» **Set problem**
Identify all lines in the data containing the string "company". Copy them out.

[Dataset excerpts]
************
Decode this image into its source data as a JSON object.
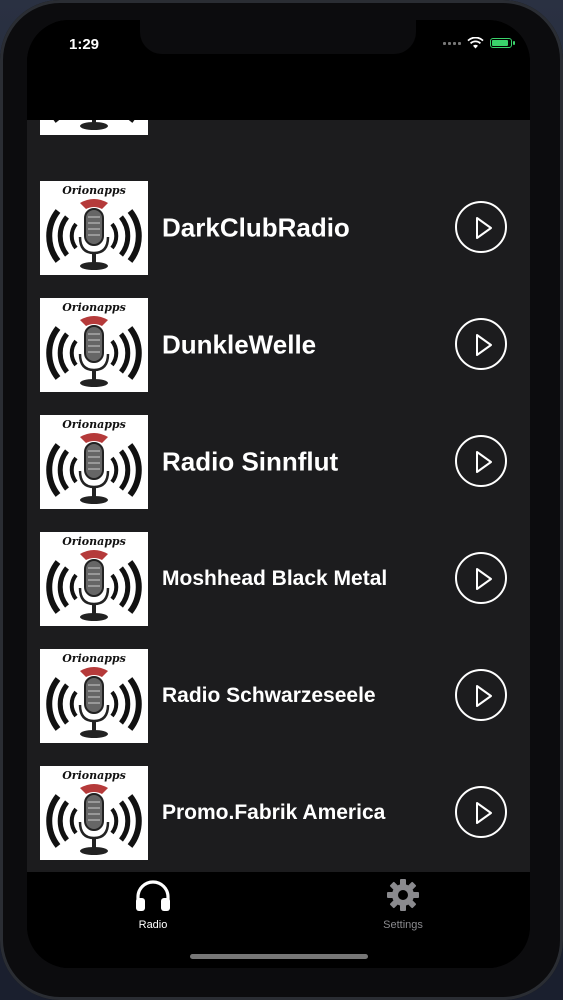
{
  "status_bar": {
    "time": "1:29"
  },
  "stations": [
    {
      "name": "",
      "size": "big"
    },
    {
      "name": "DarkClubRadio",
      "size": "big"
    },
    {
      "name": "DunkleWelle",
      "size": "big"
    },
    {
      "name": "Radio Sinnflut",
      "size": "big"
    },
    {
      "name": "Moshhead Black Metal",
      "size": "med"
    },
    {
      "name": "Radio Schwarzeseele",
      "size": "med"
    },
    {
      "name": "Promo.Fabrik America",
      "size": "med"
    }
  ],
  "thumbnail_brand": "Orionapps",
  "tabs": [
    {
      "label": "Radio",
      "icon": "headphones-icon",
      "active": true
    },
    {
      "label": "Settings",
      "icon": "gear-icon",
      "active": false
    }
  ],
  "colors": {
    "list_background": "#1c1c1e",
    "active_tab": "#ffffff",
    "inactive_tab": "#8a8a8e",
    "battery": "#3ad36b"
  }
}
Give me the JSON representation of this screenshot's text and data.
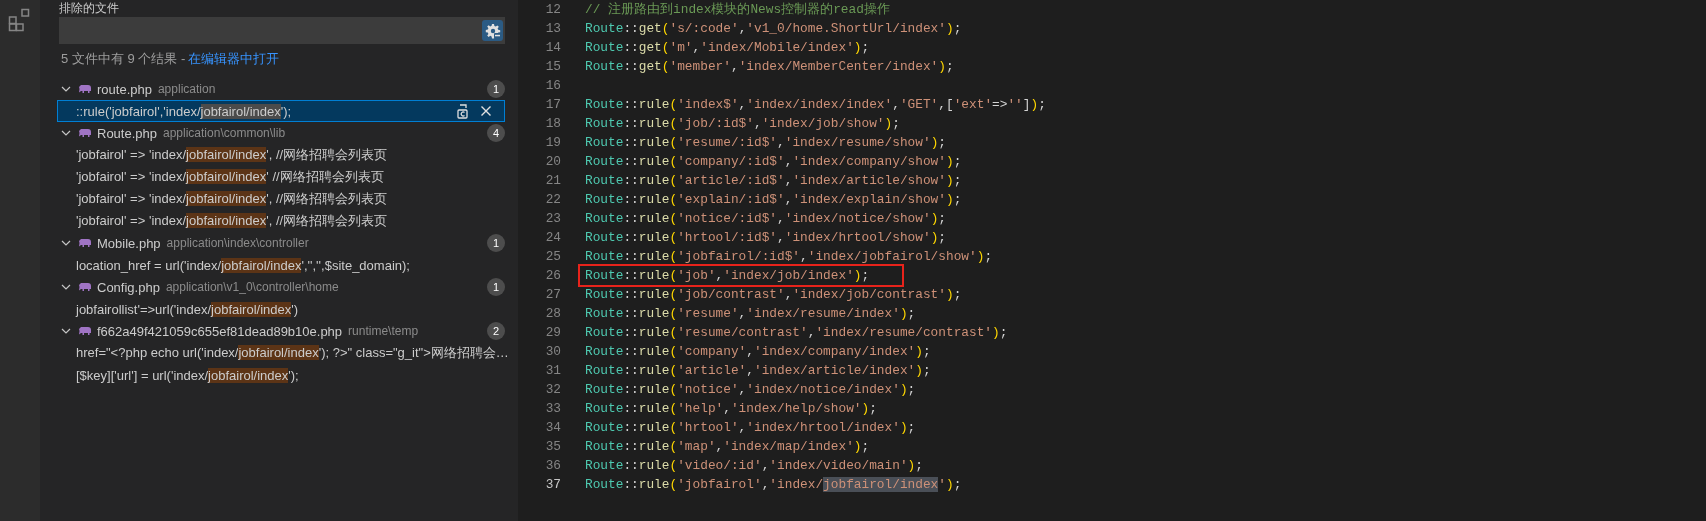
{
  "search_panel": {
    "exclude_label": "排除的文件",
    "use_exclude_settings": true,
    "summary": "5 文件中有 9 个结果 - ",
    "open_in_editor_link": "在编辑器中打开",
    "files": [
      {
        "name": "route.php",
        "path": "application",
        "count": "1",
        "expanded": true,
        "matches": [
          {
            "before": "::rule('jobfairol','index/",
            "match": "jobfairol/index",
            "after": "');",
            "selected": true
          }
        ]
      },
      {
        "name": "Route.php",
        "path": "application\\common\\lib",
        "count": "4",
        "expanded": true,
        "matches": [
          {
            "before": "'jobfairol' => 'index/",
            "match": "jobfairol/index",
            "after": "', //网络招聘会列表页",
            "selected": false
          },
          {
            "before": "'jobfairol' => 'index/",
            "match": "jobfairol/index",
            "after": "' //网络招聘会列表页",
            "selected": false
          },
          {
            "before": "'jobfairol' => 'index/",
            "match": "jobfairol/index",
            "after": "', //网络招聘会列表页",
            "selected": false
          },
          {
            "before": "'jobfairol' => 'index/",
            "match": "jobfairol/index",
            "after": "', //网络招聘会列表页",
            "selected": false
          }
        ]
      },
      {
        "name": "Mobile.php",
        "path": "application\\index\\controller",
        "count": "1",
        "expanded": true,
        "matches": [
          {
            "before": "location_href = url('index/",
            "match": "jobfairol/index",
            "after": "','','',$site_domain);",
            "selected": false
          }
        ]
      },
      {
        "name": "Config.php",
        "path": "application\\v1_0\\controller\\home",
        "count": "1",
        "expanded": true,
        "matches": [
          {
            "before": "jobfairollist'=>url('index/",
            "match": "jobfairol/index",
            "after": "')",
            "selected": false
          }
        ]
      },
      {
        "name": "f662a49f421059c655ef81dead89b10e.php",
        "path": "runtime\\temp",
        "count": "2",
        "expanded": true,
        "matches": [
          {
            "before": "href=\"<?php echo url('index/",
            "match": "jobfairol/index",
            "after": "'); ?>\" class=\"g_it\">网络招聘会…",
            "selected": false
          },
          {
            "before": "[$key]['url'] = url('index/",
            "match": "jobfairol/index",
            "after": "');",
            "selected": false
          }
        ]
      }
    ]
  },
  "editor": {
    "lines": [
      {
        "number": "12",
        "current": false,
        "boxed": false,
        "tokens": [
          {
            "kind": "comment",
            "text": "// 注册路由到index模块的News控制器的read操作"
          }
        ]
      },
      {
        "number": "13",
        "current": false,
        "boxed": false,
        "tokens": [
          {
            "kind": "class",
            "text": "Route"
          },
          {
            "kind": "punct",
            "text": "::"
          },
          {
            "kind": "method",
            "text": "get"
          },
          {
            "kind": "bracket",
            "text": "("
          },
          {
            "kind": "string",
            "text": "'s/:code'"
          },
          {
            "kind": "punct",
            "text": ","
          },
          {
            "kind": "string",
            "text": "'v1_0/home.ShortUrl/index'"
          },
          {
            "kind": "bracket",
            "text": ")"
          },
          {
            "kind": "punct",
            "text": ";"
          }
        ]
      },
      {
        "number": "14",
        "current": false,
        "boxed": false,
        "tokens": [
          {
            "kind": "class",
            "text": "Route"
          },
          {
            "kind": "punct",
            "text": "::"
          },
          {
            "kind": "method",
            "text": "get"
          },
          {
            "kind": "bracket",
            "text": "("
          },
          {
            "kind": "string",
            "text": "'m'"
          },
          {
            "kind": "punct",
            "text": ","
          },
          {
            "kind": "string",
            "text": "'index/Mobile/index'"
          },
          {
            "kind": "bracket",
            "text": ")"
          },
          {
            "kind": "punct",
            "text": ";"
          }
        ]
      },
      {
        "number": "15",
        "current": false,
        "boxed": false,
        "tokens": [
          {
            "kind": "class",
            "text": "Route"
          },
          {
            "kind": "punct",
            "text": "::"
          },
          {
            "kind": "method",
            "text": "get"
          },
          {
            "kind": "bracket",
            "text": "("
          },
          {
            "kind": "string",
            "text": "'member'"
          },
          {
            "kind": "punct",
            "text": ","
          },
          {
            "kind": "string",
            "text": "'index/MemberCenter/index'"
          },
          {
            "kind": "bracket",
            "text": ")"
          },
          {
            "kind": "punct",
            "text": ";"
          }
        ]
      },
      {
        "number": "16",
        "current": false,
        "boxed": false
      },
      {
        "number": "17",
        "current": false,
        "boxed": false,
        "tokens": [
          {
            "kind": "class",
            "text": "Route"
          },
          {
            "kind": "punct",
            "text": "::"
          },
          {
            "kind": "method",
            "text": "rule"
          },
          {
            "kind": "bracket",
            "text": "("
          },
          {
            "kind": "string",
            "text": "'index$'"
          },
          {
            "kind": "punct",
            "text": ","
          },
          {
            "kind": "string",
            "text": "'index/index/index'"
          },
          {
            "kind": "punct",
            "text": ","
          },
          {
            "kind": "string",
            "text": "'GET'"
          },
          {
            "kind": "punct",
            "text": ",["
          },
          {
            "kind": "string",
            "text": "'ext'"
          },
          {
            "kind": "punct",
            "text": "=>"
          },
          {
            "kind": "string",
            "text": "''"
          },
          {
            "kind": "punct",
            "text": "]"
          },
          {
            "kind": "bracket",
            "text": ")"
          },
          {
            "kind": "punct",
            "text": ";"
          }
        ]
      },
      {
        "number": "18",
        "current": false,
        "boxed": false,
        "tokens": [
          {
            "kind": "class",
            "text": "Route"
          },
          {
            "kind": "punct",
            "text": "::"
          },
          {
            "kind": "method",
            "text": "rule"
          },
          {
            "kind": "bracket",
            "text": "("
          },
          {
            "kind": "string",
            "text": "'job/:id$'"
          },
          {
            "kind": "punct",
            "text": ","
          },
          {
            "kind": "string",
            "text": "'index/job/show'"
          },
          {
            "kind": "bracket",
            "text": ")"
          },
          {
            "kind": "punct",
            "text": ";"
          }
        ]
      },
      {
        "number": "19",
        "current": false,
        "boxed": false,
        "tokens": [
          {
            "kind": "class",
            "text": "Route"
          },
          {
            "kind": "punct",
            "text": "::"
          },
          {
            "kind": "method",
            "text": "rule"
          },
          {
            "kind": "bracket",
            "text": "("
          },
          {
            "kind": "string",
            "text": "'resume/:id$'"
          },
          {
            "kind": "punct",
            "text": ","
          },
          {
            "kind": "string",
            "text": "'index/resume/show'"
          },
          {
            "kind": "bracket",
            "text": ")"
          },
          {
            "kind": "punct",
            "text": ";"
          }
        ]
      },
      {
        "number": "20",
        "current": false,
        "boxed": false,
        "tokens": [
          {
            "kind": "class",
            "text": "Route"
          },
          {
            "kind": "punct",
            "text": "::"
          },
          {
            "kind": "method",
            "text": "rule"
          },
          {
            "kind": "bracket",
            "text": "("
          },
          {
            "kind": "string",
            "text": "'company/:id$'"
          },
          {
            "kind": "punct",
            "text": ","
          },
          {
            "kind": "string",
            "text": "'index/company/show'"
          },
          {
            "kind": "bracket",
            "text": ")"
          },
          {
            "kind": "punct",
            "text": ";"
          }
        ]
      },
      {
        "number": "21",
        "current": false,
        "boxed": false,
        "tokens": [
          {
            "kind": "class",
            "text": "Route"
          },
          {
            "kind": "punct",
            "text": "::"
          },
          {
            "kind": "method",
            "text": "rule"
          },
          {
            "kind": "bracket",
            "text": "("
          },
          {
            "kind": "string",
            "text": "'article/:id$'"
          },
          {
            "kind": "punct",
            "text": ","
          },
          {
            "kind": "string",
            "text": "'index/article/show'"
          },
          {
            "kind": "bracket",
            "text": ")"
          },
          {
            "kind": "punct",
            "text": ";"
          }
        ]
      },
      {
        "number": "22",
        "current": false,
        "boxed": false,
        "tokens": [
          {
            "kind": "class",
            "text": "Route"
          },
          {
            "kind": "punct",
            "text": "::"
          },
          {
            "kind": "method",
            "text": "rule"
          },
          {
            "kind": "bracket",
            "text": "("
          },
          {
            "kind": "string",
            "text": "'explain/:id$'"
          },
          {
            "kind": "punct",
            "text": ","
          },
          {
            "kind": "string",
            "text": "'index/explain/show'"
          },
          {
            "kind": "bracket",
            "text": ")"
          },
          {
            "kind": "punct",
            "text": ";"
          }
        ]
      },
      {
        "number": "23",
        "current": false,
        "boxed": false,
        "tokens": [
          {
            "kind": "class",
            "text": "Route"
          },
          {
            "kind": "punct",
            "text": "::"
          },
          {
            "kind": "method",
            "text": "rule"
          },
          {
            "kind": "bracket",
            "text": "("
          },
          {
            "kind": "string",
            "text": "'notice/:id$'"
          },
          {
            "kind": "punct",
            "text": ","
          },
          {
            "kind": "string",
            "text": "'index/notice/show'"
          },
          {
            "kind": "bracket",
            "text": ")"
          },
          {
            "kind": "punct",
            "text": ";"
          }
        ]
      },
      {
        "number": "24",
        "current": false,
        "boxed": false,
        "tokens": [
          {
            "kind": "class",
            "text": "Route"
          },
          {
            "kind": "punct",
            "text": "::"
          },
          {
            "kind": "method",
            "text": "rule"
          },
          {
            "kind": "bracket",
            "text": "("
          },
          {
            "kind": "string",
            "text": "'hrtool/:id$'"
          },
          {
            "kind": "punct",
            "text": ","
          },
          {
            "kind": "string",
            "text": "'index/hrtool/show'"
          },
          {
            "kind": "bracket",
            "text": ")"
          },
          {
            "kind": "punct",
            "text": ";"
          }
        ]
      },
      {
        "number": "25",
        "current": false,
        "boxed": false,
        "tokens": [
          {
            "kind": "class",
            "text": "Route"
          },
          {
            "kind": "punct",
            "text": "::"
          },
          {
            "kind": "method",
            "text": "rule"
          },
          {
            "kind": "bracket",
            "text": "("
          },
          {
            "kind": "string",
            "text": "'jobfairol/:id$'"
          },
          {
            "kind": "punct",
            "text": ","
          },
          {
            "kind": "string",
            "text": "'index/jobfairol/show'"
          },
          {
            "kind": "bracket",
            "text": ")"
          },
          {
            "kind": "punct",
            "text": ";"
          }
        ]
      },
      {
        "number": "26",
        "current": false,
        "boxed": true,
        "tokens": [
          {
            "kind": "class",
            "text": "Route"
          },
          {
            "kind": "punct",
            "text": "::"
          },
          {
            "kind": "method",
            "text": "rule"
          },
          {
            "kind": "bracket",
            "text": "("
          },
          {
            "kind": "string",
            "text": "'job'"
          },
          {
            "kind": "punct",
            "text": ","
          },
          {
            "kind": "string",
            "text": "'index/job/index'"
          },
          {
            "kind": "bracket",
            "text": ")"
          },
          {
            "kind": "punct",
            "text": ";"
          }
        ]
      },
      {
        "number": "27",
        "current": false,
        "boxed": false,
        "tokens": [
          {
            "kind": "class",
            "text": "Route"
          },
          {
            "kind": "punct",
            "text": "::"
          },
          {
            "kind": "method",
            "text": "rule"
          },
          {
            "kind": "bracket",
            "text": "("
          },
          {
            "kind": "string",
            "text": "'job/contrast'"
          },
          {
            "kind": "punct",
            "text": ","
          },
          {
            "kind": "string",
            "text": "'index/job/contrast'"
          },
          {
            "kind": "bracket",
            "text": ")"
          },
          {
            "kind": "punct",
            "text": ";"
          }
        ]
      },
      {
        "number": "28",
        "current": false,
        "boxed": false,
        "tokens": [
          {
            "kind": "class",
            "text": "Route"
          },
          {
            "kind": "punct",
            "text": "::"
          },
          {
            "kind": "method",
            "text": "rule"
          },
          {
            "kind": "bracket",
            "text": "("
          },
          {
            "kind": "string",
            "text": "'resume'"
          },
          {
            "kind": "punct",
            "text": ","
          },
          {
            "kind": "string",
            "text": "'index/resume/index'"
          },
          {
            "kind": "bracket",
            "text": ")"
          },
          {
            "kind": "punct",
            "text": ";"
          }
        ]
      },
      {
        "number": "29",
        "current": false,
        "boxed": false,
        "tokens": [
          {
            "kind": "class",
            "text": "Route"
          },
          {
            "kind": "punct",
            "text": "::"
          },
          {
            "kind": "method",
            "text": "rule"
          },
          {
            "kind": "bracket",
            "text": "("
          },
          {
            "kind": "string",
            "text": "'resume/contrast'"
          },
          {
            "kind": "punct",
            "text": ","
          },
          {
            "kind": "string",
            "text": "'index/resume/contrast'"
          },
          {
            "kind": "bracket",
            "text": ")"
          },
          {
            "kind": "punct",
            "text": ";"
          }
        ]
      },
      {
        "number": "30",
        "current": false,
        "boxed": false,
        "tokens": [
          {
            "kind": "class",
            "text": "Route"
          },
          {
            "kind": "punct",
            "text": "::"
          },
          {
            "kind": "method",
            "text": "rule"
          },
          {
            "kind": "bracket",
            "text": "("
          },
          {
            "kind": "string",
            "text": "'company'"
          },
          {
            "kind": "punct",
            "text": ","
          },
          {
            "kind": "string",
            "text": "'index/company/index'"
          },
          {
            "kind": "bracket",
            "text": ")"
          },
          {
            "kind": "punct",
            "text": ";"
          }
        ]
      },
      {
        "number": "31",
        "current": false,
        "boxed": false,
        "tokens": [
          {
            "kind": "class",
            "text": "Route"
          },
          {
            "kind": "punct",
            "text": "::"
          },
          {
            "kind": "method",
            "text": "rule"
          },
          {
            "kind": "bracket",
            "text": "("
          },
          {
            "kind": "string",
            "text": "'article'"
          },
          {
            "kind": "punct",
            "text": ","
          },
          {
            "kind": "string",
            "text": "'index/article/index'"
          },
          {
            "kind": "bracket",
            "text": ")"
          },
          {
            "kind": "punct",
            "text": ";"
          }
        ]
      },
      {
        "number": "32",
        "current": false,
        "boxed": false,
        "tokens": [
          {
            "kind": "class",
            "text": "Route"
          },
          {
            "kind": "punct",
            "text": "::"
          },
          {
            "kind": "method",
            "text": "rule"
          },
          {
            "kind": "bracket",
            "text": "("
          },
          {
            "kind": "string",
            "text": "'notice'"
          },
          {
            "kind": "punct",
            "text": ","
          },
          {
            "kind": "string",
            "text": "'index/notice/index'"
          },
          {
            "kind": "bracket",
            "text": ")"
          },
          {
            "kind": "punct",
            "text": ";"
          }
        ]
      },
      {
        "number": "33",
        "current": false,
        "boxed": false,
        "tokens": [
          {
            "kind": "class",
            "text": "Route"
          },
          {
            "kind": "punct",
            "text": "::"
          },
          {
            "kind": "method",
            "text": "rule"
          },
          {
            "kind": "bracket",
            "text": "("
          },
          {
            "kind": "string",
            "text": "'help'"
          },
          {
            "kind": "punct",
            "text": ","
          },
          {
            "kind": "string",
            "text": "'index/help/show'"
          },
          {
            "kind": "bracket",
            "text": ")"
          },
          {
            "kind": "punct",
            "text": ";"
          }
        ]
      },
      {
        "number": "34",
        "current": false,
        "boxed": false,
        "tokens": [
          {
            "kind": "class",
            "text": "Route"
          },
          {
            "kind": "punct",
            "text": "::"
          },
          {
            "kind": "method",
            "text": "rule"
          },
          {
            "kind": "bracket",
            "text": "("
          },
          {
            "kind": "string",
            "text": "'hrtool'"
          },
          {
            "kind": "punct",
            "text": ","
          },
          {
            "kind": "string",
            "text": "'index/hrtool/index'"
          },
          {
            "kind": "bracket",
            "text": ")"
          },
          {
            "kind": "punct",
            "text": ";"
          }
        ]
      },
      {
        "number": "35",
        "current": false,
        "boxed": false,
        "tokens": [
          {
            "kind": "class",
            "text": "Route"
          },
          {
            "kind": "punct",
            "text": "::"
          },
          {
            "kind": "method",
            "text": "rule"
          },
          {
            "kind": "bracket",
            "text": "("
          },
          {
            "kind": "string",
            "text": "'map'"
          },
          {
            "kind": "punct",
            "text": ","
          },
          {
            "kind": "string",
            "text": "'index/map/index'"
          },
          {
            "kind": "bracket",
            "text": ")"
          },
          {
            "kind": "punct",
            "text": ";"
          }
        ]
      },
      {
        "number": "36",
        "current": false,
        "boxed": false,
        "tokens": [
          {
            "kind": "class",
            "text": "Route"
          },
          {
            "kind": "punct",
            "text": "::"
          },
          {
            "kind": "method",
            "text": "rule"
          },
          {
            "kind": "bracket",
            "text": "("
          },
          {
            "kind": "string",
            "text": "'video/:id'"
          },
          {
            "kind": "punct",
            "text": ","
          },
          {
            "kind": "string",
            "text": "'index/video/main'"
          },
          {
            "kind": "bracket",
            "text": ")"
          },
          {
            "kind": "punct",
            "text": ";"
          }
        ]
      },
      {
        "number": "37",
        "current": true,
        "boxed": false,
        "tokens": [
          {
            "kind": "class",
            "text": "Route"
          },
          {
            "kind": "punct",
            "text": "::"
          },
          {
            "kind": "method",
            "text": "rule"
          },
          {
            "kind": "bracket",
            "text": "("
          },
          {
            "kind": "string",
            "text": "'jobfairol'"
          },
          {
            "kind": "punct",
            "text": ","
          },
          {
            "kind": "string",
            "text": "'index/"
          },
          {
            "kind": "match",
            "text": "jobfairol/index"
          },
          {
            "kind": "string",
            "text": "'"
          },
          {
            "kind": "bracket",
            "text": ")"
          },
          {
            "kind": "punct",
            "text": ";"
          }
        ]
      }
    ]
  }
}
************
» **Correct answer**
            "text": "'company/:id$'"
            "text": "'index/company/show'"
            "text": "'company'"
            "text": "'index/company/index'"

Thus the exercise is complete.